Dataset records
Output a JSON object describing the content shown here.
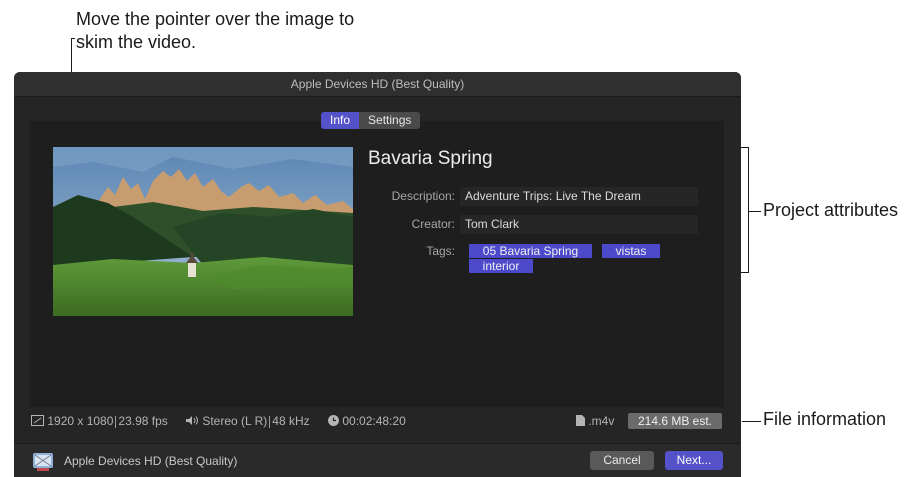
{
  "callouts": {
    "top": "Move the pointer over the image to skim the video.",
    "project": "Project attributes",
    "file": "File information"
  },
  "window": {
    "title": "Apple Devices HD (Best Quality)"
  },
  "tabs": [
    {
      "label": "Info",
      "active": true
    },
    {
      "label": "Settings",
      "active": false
    }
  ],
  "project": {
    "title": "Bavaria Spring",
    "description_label": "Description:",
    "description_value": "Adventure Trips: Live The Dream",
    "creator_label": "Creator:",
    "creator_value": "Tom Clark",
    "tags_label": "Tags:",
    "tags": [
      "05 Bavaria Spring",
      "vistas",
      "interior"
    ]
  },
  "file_info": {
    "resolution": "1920 x 1080",
    "frame_rate": "23.98 fps",
    "audio": "Stereo (L R)",
    "sample_rate": "48 kHz",
    "duration": "00:02:48:20",
    "extension": ".m4v",
    "size": "214.6 MB est."
  },
  "footer": {
    "preset_label": "Apple Devices HD (Best Quality)",
    "cancel_label": "Cancel",
    "next_label": "Next..."
  },
  "icons": {
    "screen": "screen-size-icon",
    "speaker": "speaker-icon",
    "clock": "clock-icon",
    "file": "file-icon",
    "preset": "apple-devices-preset-icon"
  },
  "colors": {
    "accent": "#5451c9",
    "window_bg": "#252525",
    "panel_bg": "#1e1e1e"
  }
}
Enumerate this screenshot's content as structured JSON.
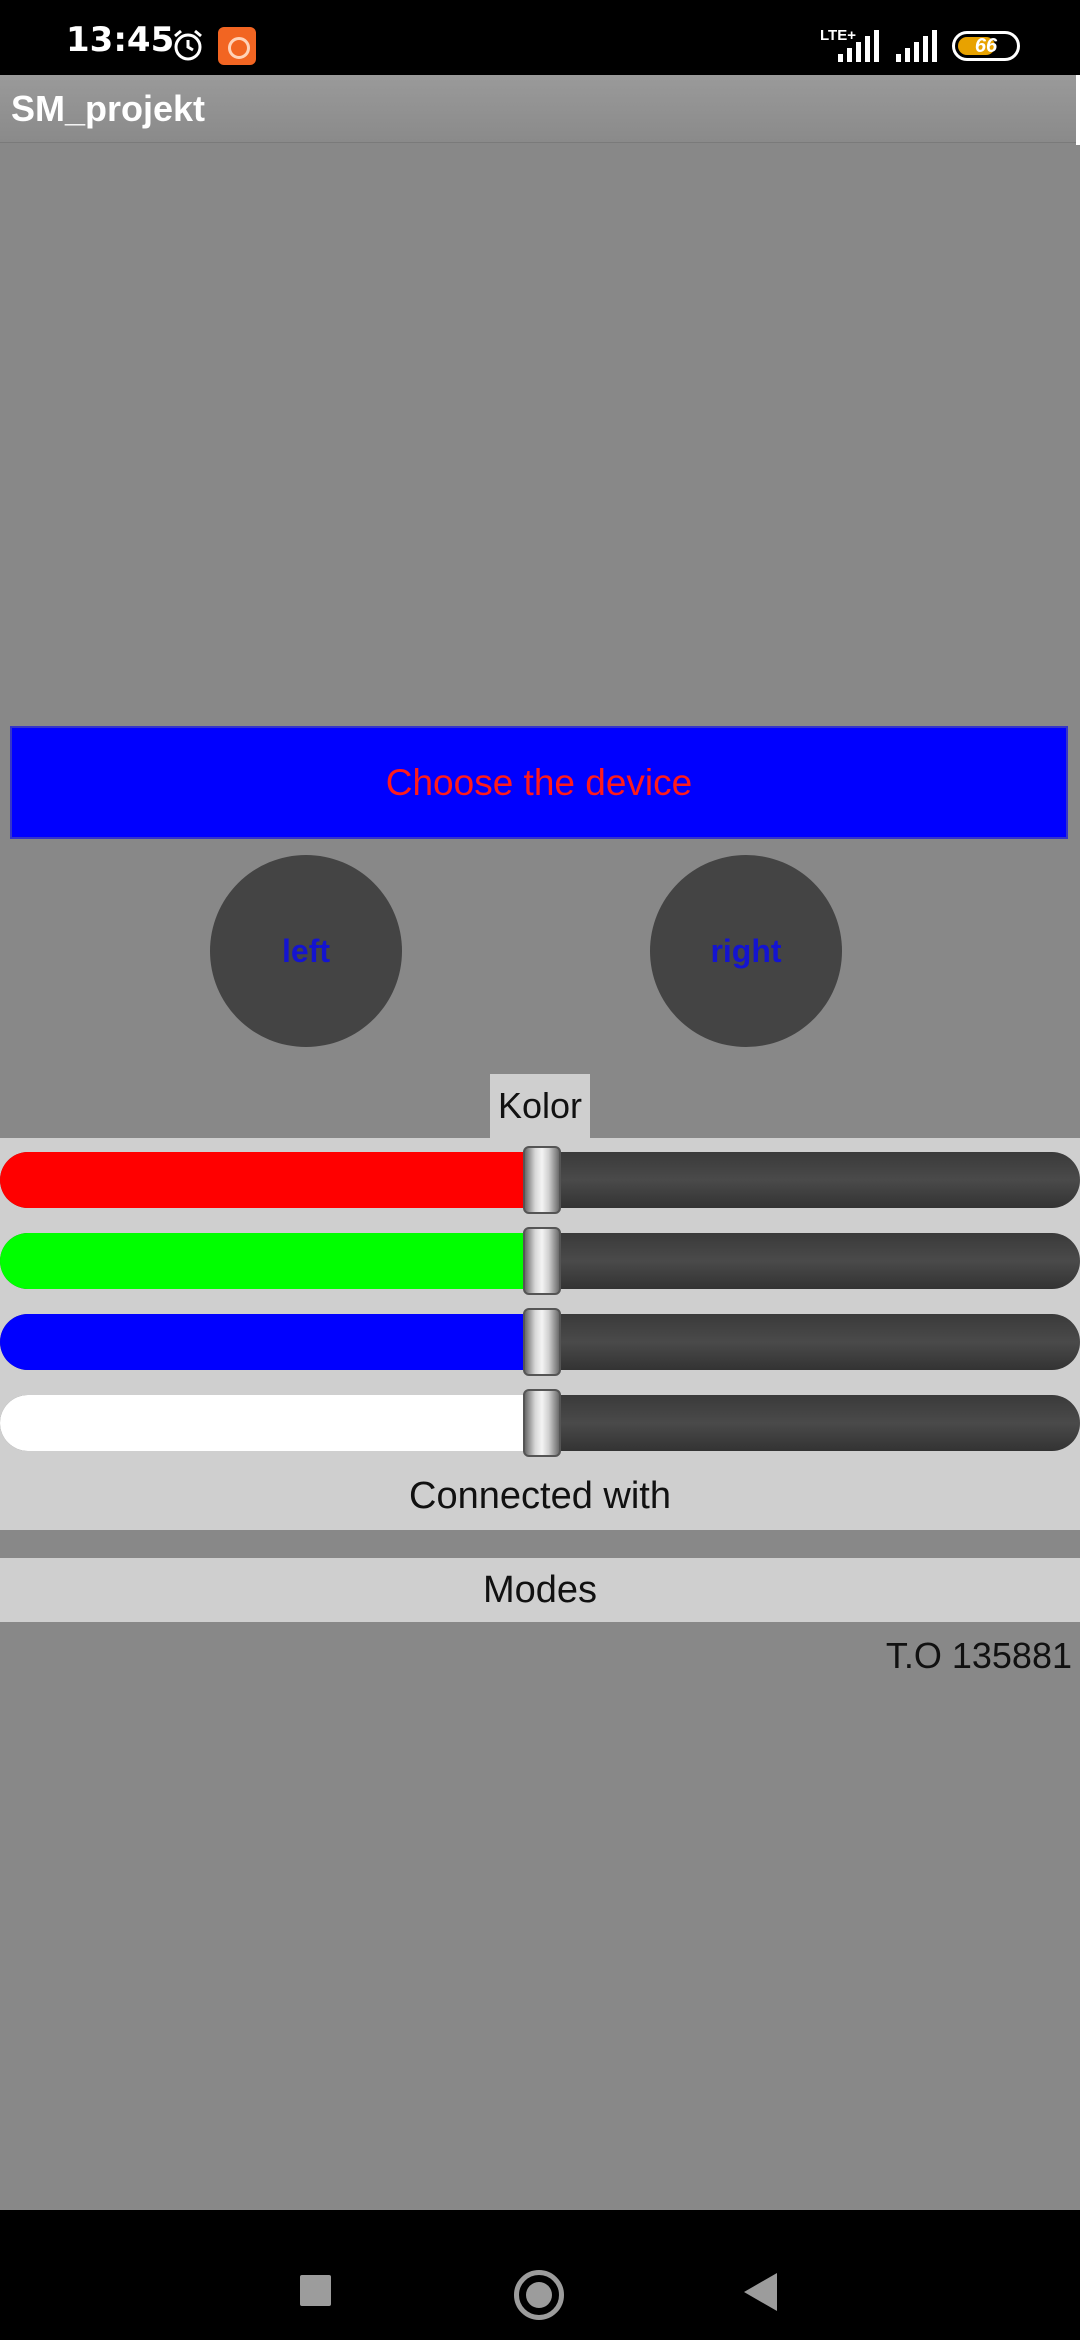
{
  "status_bar": {
    "time": "13:45",
    "network_type": "LTE+",
    "battery_level": 66,
    "battery_text": "66",
    "icons": [
      "alarm-icon",
      "app-notification-icon",
      "signal-icon",
      "signal-icon",
      "battery-icon"
    ]
  },
  "app_bar": {
    "title": "SM_projekt"
  },
  "device_button": {
    "label": "Choose the device",
    "bg_color": "#0000ff",
    "text_color": "#ff1a1a"
  },
  "round_buttons": {
    "left_label": "left",
    "right_label": "right"
  },
  "color_panel": {
    "label": "Kolor",
    "sliders": [
      {
        "name": "red",
        "color": "#ff0000",
        "value": 0.5
      },
      {
        "name": "green",
        "color": "#00ff00",
        "value": 0.5
      },
      {
        "name": "blue",
        "color": "#0000ff",
        "value": 0.5
      },
      {
        "name": "white",
        "color": "#ffffff",
        "value": 0.5
      }
    ]
  },
  "connection": {
    "label": "Connected with"
  },
  "modes": {
    "label": "Modes"
  },
  "footer": {
    "author": "T.O 135881"
  },
  "nav_bar": {
    "icons": [
      "recents-icon",
      "home-icon",
      "back-icon"
    ]
  }
}
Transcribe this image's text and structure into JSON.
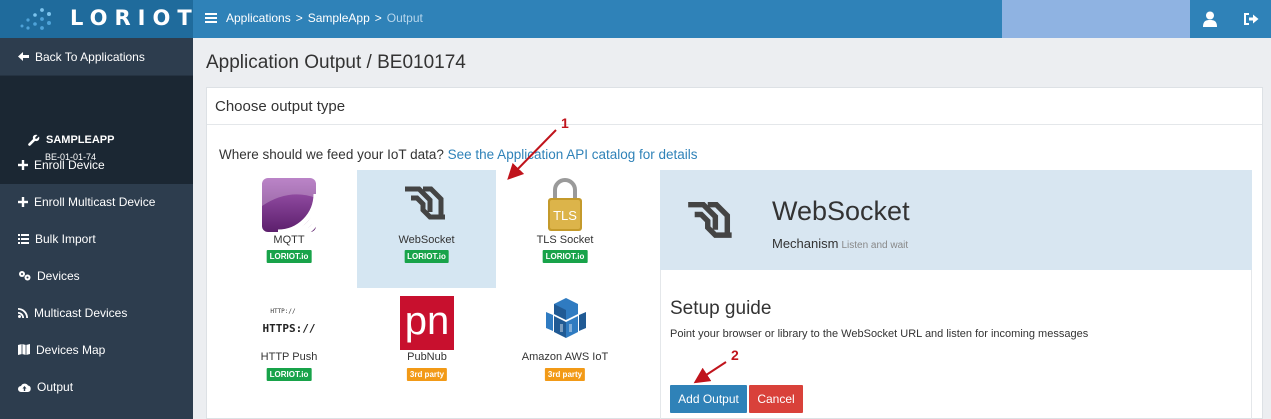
{
  "topbar": {
    "logo": "LORIOT",
    "breadcrumb": [
      "Applications",
      "SampleApp",
      "Output"
    ],
    "breadcrumb_sep": ">"
  },
  "sidebar": {
    "back_label": "Back To Applications",
    "app_name": "SAMPLEAPP",
    "app_id": "BE-01-01-74",
    "items": [
      {
        "label": "Enroll Device",
        "icon": "plus-icon"
      },
      {
        "label": "Enroll Multicast Device",
        "icon": "plus-icon"
      },
      {
        "label": "Bulk Import",
        "icon": "list-icon"
      },
      {
        "label": "Devices",
        "icon": "devices-icon"
      },
      {
        "label": "Multicast Devices",
        "icon": "rss-icon"
      },
      {
        "label": "Devices Map",
        "icon": "map-icon"
      },
      {
        "label": "Output",
        "icon": "cloud-upload-icon"
      }
    ]
  },
  "main": {
    "page_title": "Application Output / BE010174",
    "panel_title": "Choose output type",
    "question": "Where should we feed your IoT data? ",
    "question_link": "See the Application API catalog for details",
    "output_types": [
      {
        "label": "MQTT",
        "badge": "LORIOT.io",
        "badge_kind": "loriot"
      },
      {
        "label": "WebSocket",
        "badge": "LORIOT.io",
        "badge_kind": "loriot",
        "selected": true
      },
      {
        "label": "TLS Socket",
        "badge": "LORIOT.io",
        "badge_kind": "loriot",
        "icon_text": "TLS"
      },
      {
        "label": "HTTP Push",
        "badge": "LORIOT.io",
        "badge_kind": "loriot",
        "icon_text_small": "HTTP://",
        "icon_text_big": "HTTPS://"
      },
      {
        "label": "PubNub",
        "badge": "3rd party",
        "badge_kind": "third",
        "icon_text": "pn"
      },
      {
        "label": "Amazon AWS IoT",
        "badge": "3rd party",
        "badge_kind": "third"
      }
    ],
    "detail": {
      "title": "WebSocket",
      "mechanism": "Mechanism",
      "mechanism_sub": "Listen and wait",
      "setup_title": "Setup guide",
      "setup_desc": "Point your browser or library to the WebSocket URL and listen for incoming messages",
      "add_label": "Add Output",
      "cancel_label": "Cancel"
    },
    "annotations": [
      "1",
      "2"
    ]
  },
  "colors": {
    "topbar": "#2f82b8",
    "sidebar": "#2d3d4e",
    "accent": "#2f82b8",
    "loriot_badge": "#18a34a",
    "third_badge": "#f29a17",
    "cancel": "#d9413a",
    "annotation": "#c0141c"
  }
}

## Stated problem
Strip the images and reproduce the remaining records precisely.

## The result
Output a JSON object describing the content shown here.
{
  "callouts": {
    "top": "Move the pointer over the image to skim the video.",
    "project": "Project attributes",
    "file": "File information"
  },
  "window": {
    "title": "Apple Devices HD (Best Quality)"
  },
  "tabs": [
    {
      "label": "Info",
      "active": true
    },
    {
      "label": "Settings",
      "active": false
    }
  ],
  "project": {
    "title": "Bavaria Spring",
    "description_label": "Description:",
    "description_value": "Adventure Trips: Live The Dream",
    "creator_label": "Creator:",
    "creator_value": "Tom Clark",
    "tags_label": "Tags:",
    "tags": [
      "05 Bavaria Spring",
      "vistas",
      "interior"
    ]
  },
  "file_info": {
    "resolution": "1920 x 1080",
    "frame_rate": "23.98 fps",
    "audio": "Stereo (L R)",
    "sample_rate": "48 kHz",
    "duration": "00:02:48:20",
    "extension": ".m4v",
    "size": "214.6 MB est."
  },
  "footer": {
    "preset_label": "Apple Devices HD (Best Quality)",
    "cancel_label": "Cancel",
    "next_label": "Next..."
  },
  "icons": {
    "screen": "screen-size-icon",
    "speaker": "speaker-icon",
    "clock": "clock-icon",
    "file": "file-icon",
    "preset": "apple-devices-preset-icon"
  },
  "colors": {
    "accent": "#5451c9",
    "window_bg": "#252525",
    "panel_bg": "#1e1e1e"
  }
}
Enumerate this screenshot's content as structured JSON.
{
  "status_bar": {
    "time": "13:45",
    "network_type": "LTE+",
    "battery_level": 66,
    "battery_text": "66",
    "icons": [
      "alarm-icon",
      "app-notification-icon",
      "signal-icon",
      "signal-icon",
      "battery-icon"
    ]
  },
  "app_bar": {
    "title": "SM_projekt"
  },
  "device_button": {
    "label": "Choose the device",
    "bg_color": "#0000ff",
    "text_color": "#ff1a1a"
  },
  "round_buttons": {
    "left_label": "left",
    "right_label": "right"
  },
  "color_panel": {
    "label": "Kolor",
    "sliders": [
      {
        "name": "red",
        "color": "#ff0000",
        "value": 0.5
      },
      {
        "name": "green",
        "color": "#00ff00",
        "value": 0.5
      },
      {
        "name": "blue",
        "color": "#0000ff",
        "value": 0.5
      },
      {
        "name": "white",
        "color": "#ffffff",
        "value": 0.5
      }
    ]
  },
  "connection": {
    "label": "Connected with"
  },
  "modes": {
    "label": "Modes"
  },
  "footer": {
    "author": "T.O 135881"
  },
  "nav_bar": {
    "icons": [
      "recents-icon",
      "home-icon",
      "back-icon"
    ]
  }
}
Transcribe this image's text and structure into JSON.
{
  "topbar": {
    "logo": "LORIOT",
    "breadcrumb": [
      "Applications",
      "SampleApp",
      "Output"
    ],
    "breadcrumb_sep": ">"
  },
  "sidebar": {
    "back_label": "Back To Applications",
    "app_name": "SAMPLEAPP",
    "app_id": "BE-01-01-74",
    "items": [
      {
        "label": "Enroll Device",
        "icon": "plus-icon"
      },
      {
        "label": "Enroll Multicast Device",
        "icon": "plus-icon"
      },
      {
        "label": "Bulk Import",
        "icon": "list-icon"
      },
      {
        "label": "Devices",
        "icon": "devices-icon"
      },
      {
        "label": "Multicast Devices",
        "icon": "rss-icon"
      },
      {
        "label": "Devices Map",
        "icon": "map-icon"
      },
      {
        "label": "Output",
        "icon": "cloud-upload-icon"
      }
    ]
  },
  "main": {
    "page_title": "Application Output / BE010174",
    "panel_title": "Choose output type",
    "question": "Where should we feed your IoT data? ",
    "question_link": "See the Application API catalog for details",
    "output_types": [
      {
        "label": "MQTT",
        "badge": "LORIOT.io",
        "badge_kind": "loriot"
      },
      {
        "label": "WebSocket",
        "badge": "LORIOT.io",
        "badge_kind": "loriot",
        "selected": true
      },
      {
        "label": "TLS Socket",
        "badge": "LORIOT.io",
        "badge_kind": "loriot",
        "icon_text": "TLS"
      },
      {
        "label": "HTTP Push",
        "badge": "LORIOT.io",
        "badge_kind": "loriot",
        "icon_text_small": "HTTP://",
        "icon_text_big": "HTTPS://"
      },
      {
        "label": "PubNub",
        "badge": "3rd party",
        "badge_kind": "third",
        "icon_text": "pn"
      },
      {
        "label": "Amazon AWS IoT",
        "badge": "3rd party",
        "badge_kind": "third"
      }
    ],
    "detail": {
      "title": "WebSocket",
      "mechanism": "Mechanism",
      "mechanism_sub": "Listen and wait",
      "setup_title": "Setup guide",
      "setup_desc": "Point your browser or library to the WebSocket URL and listen for incoming messages",
      "add_label": "Add Output",
      "cancel_label": "Cancel"
    },
    "annotations": [
      "1",
      "2"
    ]
  },
  "colors": {
    "topbar": "#2f82b8",
    "sidebar": "#2d3d4e",
    "accent": "#2f82b8",
    "loriot_badge": "#18a34a",
    "third_badge": "#f29a17",
    "cancel": "#d9413a",
    "annotation": "#c0141c"
  }
}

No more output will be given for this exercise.